Exercise instructions:
Copy out every line of the records where the string "develop" occurs.
— start Material for this task —
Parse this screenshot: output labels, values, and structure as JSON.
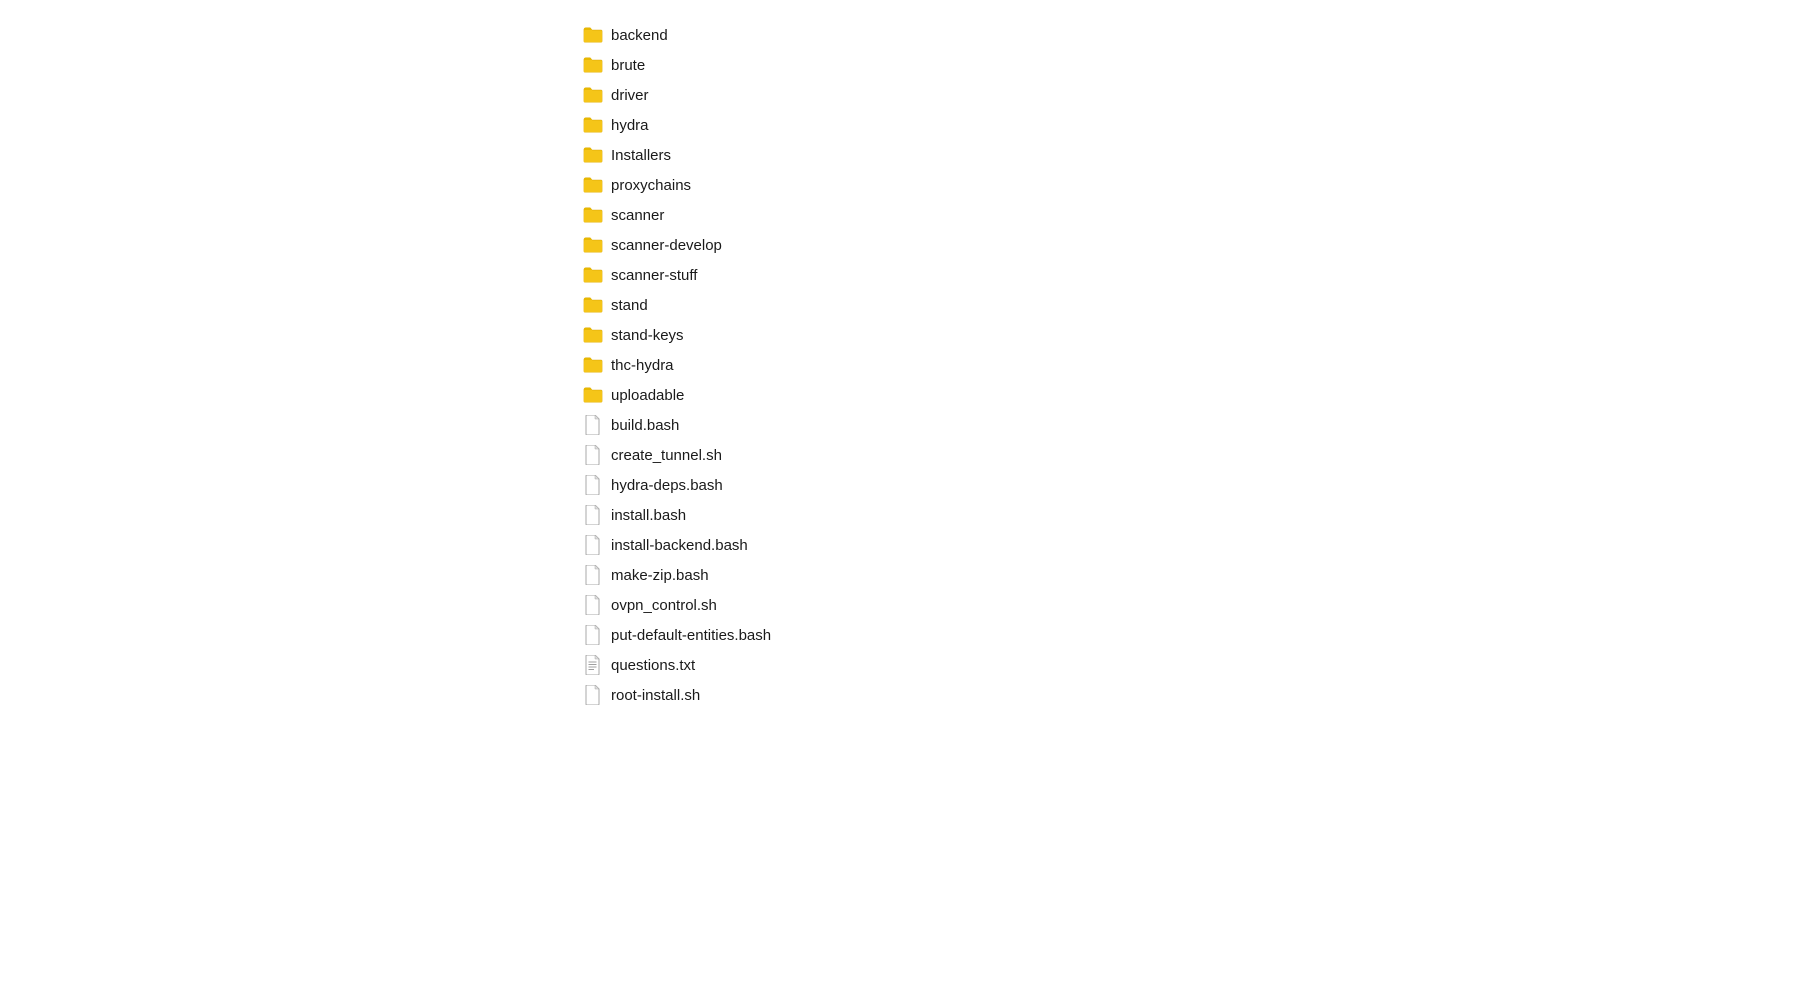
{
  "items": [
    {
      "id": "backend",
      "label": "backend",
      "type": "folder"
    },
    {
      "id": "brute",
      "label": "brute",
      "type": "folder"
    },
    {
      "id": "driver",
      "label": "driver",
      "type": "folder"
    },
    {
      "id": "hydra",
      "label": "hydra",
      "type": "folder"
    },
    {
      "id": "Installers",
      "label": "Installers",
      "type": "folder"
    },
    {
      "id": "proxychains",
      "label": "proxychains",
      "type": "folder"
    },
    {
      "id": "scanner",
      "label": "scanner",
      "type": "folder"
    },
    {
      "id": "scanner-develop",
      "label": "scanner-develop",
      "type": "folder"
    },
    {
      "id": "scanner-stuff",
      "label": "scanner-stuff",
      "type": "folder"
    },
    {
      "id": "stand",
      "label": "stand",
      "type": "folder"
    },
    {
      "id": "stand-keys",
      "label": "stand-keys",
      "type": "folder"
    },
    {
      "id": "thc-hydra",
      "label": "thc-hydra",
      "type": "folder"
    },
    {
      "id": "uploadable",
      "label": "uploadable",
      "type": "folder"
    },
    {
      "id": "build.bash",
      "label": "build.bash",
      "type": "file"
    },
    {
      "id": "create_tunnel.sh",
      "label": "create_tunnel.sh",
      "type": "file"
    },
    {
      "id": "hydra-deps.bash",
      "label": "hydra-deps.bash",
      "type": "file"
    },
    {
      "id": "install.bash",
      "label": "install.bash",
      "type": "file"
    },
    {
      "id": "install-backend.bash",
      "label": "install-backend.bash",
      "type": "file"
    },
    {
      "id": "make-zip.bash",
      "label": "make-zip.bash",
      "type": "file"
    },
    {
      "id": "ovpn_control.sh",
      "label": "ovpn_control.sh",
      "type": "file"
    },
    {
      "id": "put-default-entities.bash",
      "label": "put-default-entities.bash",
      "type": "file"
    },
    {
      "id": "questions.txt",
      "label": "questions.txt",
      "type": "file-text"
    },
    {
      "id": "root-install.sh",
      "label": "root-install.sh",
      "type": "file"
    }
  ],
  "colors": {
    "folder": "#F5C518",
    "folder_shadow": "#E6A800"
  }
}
— end Material for this task —
Final result:
      "id": "scanner-develop",
      "label": "scanner-develop",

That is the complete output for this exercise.